* DO THIS:
Go through the listing and write out all of it exactly.

* MATERIALS PROVIDED:
begin
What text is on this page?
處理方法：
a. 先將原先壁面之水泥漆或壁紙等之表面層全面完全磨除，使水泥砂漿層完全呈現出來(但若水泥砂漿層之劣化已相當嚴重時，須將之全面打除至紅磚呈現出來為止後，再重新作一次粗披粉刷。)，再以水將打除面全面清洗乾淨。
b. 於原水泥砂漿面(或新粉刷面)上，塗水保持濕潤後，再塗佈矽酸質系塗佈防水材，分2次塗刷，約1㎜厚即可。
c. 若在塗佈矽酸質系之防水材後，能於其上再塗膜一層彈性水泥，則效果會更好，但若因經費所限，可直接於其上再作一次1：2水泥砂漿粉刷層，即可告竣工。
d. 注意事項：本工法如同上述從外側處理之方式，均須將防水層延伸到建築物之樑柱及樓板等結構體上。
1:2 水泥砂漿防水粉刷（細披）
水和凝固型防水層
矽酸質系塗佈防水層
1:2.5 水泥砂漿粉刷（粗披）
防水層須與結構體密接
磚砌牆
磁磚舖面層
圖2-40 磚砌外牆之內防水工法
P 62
end
* COMPLETE RESPONSE:
What text is on this page?
處理方法：
a. 先將原先壁面之水泥漆或壁紙等之表面層全面完全磨除，使水泥砂漿層完全呈現出來(但若水泥砂漿層之劣化已相當嚴重時，須將之全面打除至紅磚呈現出來為止後，再重新作一次粗披粉刷。)，再以水將打除面全面清洗乾淨。
b. 於原水泥砂漿面(或新粉刷面)上，塗水保持濕潤後，再塗佈矽酸質系塗佈防水材，分2次塗刷，約1㎜厚即可。
c. 若在塗佈矽酸質系之防水材後，能於其上再塗膜一層彈性水泥，則效果會更好，但若因經費所限，可直接於其上再作一次1：2水泥砂漿粉刷層，即可告竣工。
d. 注意事項：本工法如同上述從外側處理之方式，均須將防水層延伸到建築物之樑柱及樓板等結構體上。
1:2 水泥砂漿防水粉刷（細披）
水和凝固型防水層
矽酸質系塗佈防水層
1:2.5 水泥砂漿粉刷（粗披）
防水層須與結構體密接
磚砌牆
磁磚舖面層
圖2-40 磚砌外牆之內防水工法
P 62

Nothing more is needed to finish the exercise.